To do:
Scan the records for the word "Relative". Copy each line that includes it.

Provided data:

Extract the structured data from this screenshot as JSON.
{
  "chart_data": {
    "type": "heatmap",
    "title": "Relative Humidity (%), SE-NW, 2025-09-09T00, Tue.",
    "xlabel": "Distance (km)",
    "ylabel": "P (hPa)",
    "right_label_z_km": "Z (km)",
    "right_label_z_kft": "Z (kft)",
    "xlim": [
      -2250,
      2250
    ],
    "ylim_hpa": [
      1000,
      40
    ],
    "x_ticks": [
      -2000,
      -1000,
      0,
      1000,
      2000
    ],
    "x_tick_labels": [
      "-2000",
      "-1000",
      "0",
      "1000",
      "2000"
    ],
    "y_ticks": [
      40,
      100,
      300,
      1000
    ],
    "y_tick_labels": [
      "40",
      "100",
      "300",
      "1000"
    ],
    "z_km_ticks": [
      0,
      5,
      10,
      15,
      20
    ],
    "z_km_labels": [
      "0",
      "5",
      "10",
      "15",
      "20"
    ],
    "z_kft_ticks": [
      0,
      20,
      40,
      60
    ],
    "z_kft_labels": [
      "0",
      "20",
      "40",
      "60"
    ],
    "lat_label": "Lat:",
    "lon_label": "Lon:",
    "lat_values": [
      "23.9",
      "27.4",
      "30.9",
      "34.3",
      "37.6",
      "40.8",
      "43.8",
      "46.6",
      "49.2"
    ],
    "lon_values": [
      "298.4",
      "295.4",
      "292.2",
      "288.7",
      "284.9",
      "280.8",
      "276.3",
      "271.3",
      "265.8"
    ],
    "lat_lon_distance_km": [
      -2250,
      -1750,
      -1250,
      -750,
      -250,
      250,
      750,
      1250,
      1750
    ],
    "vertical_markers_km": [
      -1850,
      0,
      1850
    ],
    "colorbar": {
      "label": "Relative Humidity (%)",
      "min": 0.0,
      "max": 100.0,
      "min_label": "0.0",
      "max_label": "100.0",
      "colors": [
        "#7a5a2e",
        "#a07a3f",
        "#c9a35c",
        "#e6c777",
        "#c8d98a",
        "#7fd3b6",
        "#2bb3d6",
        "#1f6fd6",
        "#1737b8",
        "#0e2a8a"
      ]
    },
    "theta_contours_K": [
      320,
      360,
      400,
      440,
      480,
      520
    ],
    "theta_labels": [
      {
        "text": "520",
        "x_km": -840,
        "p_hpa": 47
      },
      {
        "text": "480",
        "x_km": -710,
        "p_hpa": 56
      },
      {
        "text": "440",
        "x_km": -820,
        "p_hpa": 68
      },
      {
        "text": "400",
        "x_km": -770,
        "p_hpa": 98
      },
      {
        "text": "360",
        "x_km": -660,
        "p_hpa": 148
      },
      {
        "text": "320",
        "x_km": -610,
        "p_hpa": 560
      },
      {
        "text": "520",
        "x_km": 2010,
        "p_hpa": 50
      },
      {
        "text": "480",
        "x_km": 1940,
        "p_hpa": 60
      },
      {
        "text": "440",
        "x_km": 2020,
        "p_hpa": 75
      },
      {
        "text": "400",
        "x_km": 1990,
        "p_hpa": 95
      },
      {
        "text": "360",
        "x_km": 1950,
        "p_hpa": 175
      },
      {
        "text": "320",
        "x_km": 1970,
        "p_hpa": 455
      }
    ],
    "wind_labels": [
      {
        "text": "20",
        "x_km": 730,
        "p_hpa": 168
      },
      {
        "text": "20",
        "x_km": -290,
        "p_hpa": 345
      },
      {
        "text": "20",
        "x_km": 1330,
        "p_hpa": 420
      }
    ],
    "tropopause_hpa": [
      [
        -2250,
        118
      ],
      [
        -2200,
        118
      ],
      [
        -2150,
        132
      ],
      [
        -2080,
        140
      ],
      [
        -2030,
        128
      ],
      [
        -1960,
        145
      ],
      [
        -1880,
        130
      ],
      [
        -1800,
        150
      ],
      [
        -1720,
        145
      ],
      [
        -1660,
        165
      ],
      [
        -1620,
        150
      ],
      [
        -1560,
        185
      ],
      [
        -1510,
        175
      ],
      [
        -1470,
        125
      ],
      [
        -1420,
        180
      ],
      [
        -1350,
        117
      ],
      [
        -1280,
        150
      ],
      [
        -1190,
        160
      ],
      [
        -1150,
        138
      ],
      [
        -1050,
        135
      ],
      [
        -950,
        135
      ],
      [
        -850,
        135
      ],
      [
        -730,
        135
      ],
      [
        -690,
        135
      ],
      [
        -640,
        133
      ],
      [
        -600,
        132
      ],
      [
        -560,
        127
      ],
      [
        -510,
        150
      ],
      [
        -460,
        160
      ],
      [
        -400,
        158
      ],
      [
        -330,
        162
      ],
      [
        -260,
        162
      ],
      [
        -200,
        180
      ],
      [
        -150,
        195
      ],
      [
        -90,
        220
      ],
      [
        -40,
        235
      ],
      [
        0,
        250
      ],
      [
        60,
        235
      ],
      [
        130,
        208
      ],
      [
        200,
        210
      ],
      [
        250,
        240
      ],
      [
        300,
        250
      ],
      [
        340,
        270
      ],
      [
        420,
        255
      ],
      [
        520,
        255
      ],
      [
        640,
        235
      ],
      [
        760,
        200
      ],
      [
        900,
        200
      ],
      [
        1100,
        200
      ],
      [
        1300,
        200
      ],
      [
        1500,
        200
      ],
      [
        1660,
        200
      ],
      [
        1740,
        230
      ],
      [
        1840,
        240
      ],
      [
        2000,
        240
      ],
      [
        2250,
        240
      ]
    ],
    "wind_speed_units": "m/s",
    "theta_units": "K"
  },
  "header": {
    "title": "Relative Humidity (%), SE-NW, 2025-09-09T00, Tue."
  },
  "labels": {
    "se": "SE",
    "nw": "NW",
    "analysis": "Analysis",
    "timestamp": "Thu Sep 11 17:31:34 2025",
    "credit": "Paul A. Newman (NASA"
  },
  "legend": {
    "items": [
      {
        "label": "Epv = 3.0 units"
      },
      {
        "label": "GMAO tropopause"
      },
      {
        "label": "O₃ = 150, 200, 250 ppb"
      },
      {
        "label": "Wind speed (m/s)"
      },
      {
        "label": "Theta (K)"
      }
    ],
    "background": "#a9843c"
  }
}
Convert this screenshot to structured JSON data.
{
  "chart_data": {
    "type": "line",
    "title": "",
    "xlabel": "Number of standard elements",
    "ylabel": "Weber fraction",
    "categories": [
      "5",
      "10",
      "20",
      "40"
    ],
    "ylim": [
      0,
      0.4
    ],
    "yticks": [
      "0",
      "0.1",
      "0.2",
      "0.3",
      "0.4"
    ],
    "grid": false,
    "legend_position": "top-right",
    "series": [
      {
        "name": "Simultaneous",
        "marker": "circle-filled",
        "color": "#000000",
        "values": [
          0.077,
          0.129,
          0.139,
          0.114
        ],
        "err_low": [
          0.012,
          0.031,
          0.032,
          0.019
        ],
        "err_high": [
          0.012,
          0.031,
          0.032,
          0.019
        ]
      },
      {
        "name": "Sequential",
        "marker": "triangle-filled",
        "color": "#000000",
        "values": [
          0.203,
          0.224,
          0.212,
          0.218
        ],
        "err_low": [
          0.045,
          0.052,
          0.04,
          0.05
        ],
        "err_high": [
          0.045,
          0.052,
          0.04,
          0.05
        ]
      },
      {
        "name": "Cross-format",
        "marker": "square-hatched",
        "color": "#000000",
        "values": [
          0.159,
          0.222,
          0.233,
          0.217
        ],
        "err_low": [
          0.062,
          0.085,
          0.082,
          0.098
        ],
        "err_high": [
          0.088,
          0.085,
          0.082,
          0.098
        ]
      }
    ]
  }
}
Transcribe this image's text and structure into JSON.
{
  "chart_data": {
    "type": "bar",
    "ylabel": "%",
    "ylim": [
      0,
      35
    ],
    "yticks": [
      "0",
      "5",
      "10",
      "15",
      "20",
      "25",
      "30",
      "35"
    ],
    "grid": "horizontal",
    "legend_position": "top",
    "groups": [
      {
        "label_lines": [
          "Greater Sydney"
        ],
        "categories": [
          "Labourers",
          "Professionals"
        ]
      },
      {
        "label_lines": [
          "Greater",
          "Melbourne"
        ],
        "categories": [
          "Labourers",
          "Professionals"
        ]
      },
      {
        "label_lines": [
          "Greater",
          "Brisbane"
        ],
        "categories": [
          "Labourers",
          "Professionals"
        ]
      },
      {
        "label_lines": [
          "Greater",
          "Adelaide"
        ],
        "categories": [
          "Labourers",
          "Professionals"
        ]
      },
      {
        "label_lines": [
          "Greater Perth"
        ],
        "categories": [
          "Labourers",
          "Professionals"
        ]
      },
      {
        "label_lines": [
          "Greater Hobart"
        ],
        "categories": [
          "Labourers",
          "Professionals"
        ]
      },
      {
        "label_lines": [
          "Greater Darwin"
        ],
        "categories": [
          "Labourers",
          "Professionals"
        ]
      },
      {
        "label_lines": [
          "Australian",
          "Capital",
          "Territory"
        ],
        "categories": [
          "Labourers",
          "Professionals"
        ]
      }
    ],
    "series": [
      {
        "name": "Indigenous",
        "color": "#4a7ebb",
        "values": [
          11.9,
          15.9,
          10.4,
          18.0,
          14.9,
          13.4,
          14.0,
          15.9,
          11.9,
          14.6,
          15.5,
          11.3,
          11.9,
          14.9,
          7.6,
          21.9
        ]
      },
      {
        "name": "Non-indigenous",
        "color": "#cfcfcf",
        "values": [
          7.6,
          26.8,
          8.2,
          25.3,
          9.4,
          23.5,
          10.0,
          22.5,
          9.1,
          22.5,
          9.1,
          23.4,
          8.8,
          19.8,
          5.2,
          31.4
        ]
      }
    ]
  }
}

Task solution:
    "title": "Relative Humidity (%), SE-NW, 2025-09-09T00, Tue.",
      "label": "Relative Humidity (%)",
    "title": "Relative Humidity (%), SE-NW, 2025-09-09T00, Tue."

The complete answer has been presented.